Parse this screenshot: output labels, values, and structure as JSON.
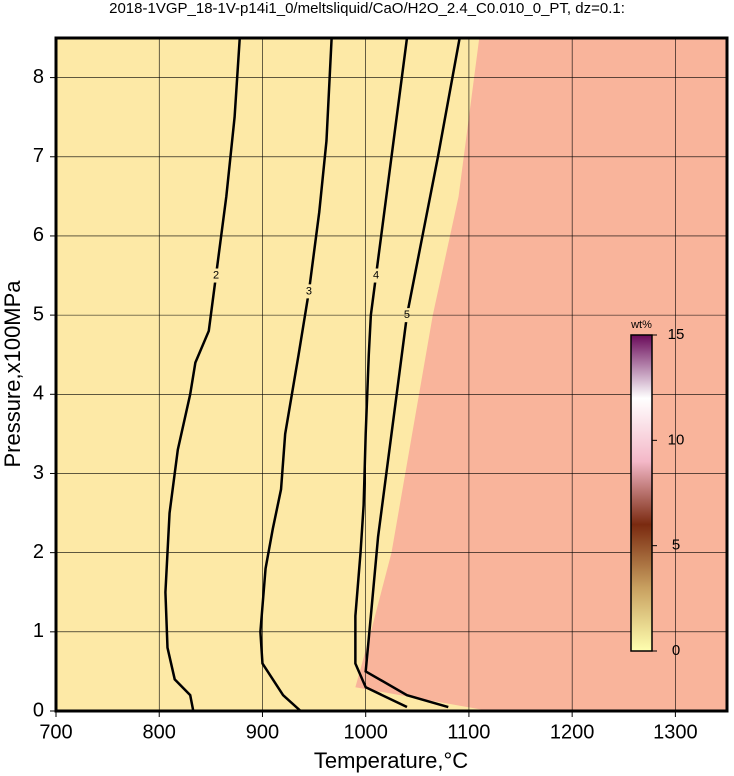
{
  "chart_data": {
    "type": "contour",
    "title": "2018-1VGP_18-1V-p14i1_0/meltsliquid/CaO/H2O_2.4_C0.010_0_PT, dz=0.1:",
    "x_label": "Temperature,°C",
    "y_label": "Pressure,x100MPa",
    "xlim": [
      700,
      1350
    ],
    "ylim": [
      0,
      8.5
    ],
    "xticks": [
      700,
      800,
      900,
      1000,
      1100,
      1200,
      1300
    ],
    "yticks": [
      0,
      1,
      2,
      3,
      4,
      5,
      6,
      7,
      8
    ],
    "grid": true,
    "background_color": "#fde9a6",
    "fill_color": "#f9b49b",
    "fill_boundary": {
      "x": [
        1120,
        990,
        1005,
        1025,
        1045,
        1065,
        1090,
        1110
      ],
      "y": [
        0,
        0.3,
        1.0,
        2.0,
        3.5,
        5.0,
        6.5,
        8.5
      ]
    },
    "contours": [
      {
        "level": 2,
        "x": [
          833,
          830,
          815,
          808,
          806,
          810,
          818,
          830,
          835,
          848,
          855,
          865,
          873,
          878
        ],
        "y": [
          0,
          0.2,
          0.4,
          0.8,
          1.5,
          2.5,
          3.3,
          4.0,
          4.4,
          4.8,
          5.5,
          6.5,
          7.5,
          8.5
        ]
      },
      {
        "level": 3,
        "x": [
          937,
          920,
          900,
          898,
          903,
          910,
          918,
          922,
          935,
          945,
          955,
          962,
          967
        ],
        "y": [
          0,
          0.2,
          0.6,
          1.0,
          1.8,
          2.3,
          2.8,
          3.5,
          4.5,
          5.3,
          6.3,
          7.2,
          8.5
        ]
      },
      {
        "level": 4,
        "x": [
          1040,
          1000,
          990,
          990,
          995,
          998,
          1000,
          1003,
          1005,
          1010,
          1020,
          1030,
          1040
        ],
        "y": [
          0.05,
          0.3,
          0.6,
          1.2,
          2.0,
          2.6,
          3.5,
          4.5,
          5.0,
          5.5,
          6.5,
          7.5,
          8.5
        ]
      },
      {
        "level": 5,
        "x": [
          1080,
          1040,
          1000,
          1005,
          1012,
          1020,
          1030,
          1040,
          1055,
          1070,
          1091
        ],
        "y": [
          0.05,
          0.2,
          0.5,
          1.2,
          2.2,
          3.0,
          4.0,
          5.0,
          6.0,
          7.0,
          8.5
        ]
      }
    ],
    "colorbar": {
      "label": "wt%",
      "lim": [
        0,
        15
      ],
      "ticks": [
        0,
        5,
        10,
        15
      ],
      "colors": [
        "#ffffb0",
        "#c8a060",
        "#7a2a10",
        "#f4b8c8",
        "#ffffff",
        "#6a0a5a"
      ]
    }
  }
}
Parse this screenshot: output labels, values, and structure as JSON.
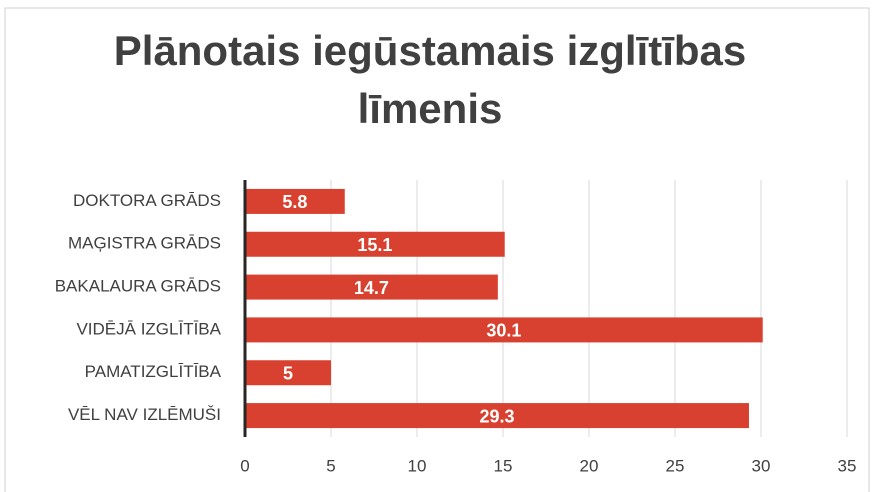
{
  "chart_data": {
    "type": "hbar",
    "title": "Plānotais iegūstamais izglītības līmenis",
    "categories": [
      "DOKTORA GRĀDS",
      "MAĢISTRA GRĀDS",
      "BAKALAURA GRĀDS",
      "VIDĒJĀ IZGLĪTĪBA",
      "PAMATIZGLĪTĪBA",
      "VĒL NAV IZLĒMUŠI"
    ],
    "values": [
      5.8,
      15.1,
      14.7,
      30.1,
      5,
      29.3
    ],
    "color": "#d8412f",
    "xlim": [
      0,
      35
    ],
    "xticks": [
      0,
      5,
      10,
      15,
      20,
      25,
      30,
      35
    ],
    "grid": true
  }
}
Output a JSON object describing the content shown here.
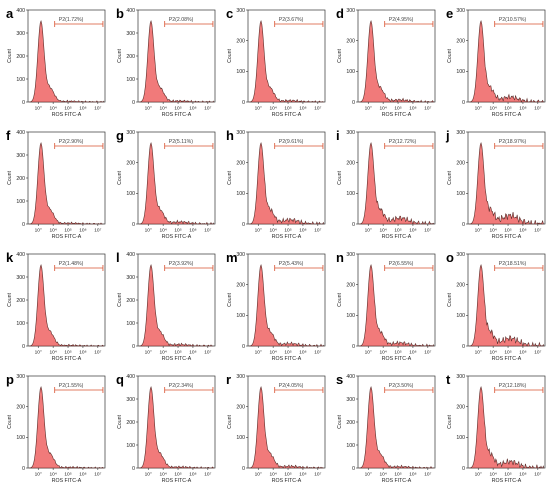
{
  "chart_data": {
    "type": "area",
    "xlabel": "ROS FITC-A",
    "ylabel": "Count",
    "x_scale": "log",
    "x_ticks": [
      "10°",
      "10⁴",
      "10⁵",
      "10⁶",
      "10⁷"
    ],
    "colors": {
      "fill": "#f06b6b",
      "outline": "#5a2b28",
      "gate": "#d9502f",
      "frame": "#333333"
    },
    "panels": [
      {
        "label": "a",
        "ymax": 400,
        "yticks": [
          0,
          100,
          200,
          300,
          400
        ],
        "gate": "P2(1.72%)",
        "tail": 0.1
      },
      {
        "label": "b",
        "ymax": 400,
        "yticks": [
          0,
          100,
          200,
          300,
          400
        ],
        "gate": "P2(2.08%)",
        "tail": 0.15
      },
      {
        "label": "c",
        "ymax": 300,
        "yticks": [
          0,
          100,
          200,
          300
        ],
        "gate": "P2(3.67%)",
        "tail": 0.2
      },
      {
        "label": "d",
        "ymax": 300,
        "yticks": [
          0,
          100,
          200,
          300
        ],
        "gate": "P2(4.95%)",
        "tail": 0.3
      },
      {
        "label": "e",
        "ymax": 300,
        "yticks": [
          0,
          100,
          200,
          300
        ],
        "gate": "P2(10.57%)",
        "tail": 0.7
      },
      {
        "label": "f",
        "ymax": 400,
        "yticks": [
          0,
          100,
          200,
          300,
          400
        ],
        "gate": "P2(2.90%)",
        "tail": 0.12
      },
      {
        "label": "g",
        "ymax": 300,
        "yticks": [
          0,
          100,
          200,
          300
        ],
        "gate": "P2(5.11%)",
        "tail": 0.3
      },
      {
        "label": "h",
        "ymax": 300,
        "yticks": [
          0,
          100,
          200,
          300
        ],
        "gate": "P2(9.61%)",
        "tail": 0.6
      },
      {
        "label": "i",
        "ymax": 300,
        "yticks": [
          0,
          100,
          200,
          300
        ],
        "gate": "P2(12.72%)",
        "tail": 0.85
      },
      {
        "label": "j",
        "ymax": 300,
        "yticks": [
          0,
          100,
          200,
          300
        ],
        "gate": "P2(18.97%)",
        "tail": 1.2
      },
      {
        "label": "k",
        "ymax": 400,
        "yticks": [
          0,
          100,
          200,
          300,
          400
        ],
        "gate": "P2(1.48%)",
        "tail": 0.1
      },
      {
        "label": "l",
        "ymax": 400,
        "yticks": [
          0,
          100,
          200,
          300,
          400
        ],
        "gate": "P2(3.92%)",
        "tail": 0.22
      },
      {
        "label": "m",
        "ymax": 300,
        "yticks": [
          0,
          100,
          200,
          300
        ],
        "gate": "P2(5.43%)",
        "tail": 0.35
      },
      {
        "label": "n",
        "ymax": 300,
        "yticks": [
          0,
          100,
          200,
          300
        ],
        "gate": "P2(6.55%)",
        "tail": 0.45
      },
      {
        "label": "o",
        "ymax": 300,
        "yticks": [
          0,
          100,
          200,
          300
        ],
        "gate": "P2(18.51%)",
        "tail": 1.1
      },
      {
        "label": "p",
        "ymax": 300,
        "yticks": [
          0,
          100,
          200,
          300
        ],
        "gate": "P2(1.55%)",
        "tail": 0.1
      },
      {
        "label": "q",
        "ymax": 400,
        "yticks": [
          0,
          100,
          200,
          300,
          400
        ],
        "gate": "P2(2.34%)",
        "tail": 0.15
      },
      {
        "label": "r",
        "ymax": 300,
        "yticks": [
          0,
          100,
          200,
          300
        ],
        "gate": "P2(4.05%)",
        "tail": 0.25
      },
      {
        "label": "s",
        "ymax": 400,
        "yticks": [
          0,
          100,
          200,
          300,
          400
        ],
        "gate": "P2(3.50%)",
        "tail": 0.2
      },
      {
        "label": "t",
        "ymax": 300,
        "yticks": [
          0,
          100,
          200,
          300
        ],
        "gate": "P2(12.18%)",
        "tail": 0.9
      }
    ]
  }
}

THE REQUEST: Reproduce all entries exactly. Pictures do not belong in the copy.

FULL OUTPUT:
Parse this screenshot: output labels, values, and structure as JSON.
{
  "chart_data": {
    "type": "contour",
    "title": "2018-1VGP_18-1V-p14i1_0/meltsliquid/CaO/H2O_2.4_C0.010_0_PT, dz=0.1:",
    "x_label": "Temperature,°C",
    "y_label": "Pressure,x100MPa",
    "xlim": [
      700,
      1350
    ],
    "ylim": [
      0,
      8.5
    ],
    "xticks": [
      700,
      800,
      900,
      1000,
      1100,
      1200,
      1300
    ],
    "yticks": [
      0,
      1,
      2,
      3,
      4,
      5,
      6,
      7,
      8
    ],
    "grid": true,
    "background_color": "#fde9a6",
    "fill_color": "#f9b49b",
    "fill_boundary": {
      "x": [
        1120,
        990,
        1005,
        1025,
        1045,
        1065,
        1090,
        1110
      ],
      "y": [
        0,
        0.3,
        1.0,
        2.0,
        3.5,
        5.0,
        6.5,
        8.5
      ]
    },
    "contours": [
      {
        "level": 2,
        "x": [
          833,
          830,
          815,
          808,
          806,
          810,
          818,
          830,
          835,
          848,
          855,
          865,
          873,
          878
        ],
        "y": [
          0,
          0.2,
          0.4,
          0.8,
          1.5,
          2.5,
          3.3,
          4.0,
          4.4,
          4.8,
          5.5,
          6.5,
          7.5,
          8.5
        ]
      },
      {
        "level": 3,
        "x": [
          937,
          920,
          900,
          898,
          903,
          910,
          918,
          922,
          935,
          945,
          955,
          962,
          967
        ],
        "y": [
          0,
          0.2,
          0.6,
          1.0,
          1.8,
          2.3,
          2.8,
          3.5,
          4.5,
          5.3,
          6.3,
          7.2,
          8.5
        ]
      },
      {
        "level": 4,
        "x": [
          1040,
          1000,
          990,
          990,
          995,
          998,
          1000,
          1003,
          1005,
          1010,
          1020,
          1030,
          1040
        ],
        "y": [
          0.05,
          0.3,
          0.6,
          1.2,
          2.0,
          2.6,
          3.5,
          4.5,
          5.0,
          5.5,
          6.5,
          7.5,
          8.5
        ]
      },
      {
        "level": 5,
        "x": [
          1080,
          1040,
          1000,
          1005,
          1012,
          1020,
          1030,
          1040,
          1055,
          1070,
          1091
        ],
        "y": [
          0.05,
          0.2,
          0.5,
          1.2,
          2.2,
          3.0,
          4.0,
          5.0,
          6.0,
          7.0,
          8.5
        ]
      }
    ],
    "colorbar": {
      "label": "wt%",
      "lim": [
        0,
        15
      ],
      "ticks": [
        0,
        5,
        10,
        15
      ],
      "colors": [
        "#ffffb0",
        "#c8a060",
        "#7a2a10",
        "#f4b8c8",
        "#ffffff",
        "#6a0a5a"
      ]
    }
  }
}
Parse this screenshot: output labels, values, and structure as JSON.
{
  "chart_data": {
    "type": "hbar",
    "title": "Plānotais iegūstamais izglītības līmenis",
    "categories": [
      "DOKTORA GRĀDS",
      "MAĢISTRA GRĀDS",
      "BAKALAURA GRĀDS",
      "VIDĒJĀ IZGLĪTĪBA",
      "PAMATIZGLĪTĪBA",
      "VĒL NAV IZLĒMUŠI"
    ],
    "values": [
      5.8,
      15.1,
      14.7,
      30.1,
      5,
      29.3
    ],
    "color": "#d8412f",
    "xlim": [
      0,
      35
    ],
    "xticks": [
      0,
      5,
      10,
      15,
      20,
      25,
      30,
      35
    ],
    "grid": true
  }
}
Output a JSON object describing the content shown here.
{
  "chart_data": {
    "type": "area",
    "xlabel": "ROS FITC-A",
    "ylabel": "Count",
    "x_scale": "log",
    "x_ticks": [
      "10°",
      "10⁴",
      "10⁵",
      "10⁶",
      "10⁷"
    ],
    "colors": {
      "fill": "#f06b6b",
      "outline": "#5a2b28",
      "gate": "#d9502f",
      "frame": "#333333"
    },
    "panels": [
      {
        "label": "a",
        "ymax": 400,
        "yticks": [
          0,
          100,
          200,
          300,
          400
        ],
        "gate": "P2(1.72%)",
        "tail": 0.1
      },
      {
        "label": "b",
        "ymax": 400,
        "yticks": [
          0,
          100,
          200,
          300,
          400
        ],
        "gate": "P2(2.08%)",
        "tail": 0.15
      },
      {
        "label": "c",
        "ymax": 300,
        "yticks": [
          0,
          100,
          200,
          300
        ],
        "gate": "P2(3.67%)",
        "tail": 0.2
      },
      {
        "label": "d",
        "ymax": 300,
        "yticks": [
          0,
          100,
          200,
          300
        ],
        "gate": "P2(4.95%)",
        "tail": 0.3
      },
      {
        "label": "e",
        "ymax": 300,
        "yticks": [
          0,
          100,
          200,
          300
        ],
        "gate": "P2(10.57%)",
        "tail": 0.7
      },
      {
        "label": "f",
        "ymax": 400,
        "yticks": [
          0,
          100,
          200,
          300,
          400
        ],
        "gate": "P2(2.90%)",
        "tail": 0.12
      },
      {
        "label": "g",
        "ymax": 300,
        "yticks": [
          0,
          100,
          200,
          300
        ],
        "gate": "P2(5.11%)",
        "tail": 0.3
      },
      {
        "label": "h",
        "ymax": 300,
        "yticks": [
          0,
          100,
          200,
          300
        ],
        "gate": "P2(9.61%)",
        "tail": 0.6
      },
      {
        "label": "i",
        "ymax": 300,
        "yticks": [
          0,
          100,
          200,
          300
        ],
        "gate": "P2(12.72%)",
        "tail": 0.85
      },
      {
        "label": "j",
        "ymax": 300,
        "yticks": [
          0,
          100,
          200,
          300
        ],
        "gate": "P2(18.97%)",
        "tail": 1.2
      },
      {
        "label": "k",
        "ymax": 400,
        "yticks": [
          0,
          100,
          200,
          300,
          400
        ],
        "gate": "P2(1.48%)",
        "tail": 0.1
      },
      {
        "label": "l",
        "ymax": 400,
        "yticks": [
          0,
          100,
          200,
          300,
          400
        ],
        "gate": "P2(3.92%)",
        "tail": 0.22
      },
      {
        "label": "m",
        "ymax": 300,
        "yticks": [
          0,
          100,
          200,
          300
        ],
        "gate": "P2(5.43%)",
        "tail": 0.35
      },
      {
        "label": "n",
        "ymax": 300,
        "yticks": [
          0,
          100,
          200,
          300
        ],
        "gate": "P2(6.55%)",
        "tail": 0.45
      },
      {
        "label": "o",
        "ymax": 300,
        "yticks": [
          0,
          100,
          200,
          300
        ],
        "gate": "P2(18.51%)",
        "tail": 1.1
      },
      {
        "label": "p",
        "ymax": 300,
        "yticks": [
          0,
          100,
          200,
          300
        ],
        "gate": "P2(1.55%)",
        "tail": 0.1
      },
      {
        "label": "q",
        "ymax": 400,
        "yticks": [
          0,
          100,
          200,
          300,
          400
        ],
        "gate": "P2(2.34%)",
        "tail": 0.15
      },
      {
        "label": "r",
        "ymax": 300,
        "yticks": [
          0,
          100,
          200,
          300
        ],
        "gate": "P2(4.05%)",
        "tail": 0.25
      },
      {
        "label": "s",
        "ymax": 400,
        "yticks": [
          0,
          100,
          200,
          300,
          400
        ],
        "gate": "P2(3.50%)",
        "tail": 0.2
      },
      {
        "label": "t",
        "ymax": 300,
        "yticks": [
          0,
          100,
          200,
          300
        ],
        "gate": "P2(12.18%)",
        "tail": 0.9
      }
    ]
  }
}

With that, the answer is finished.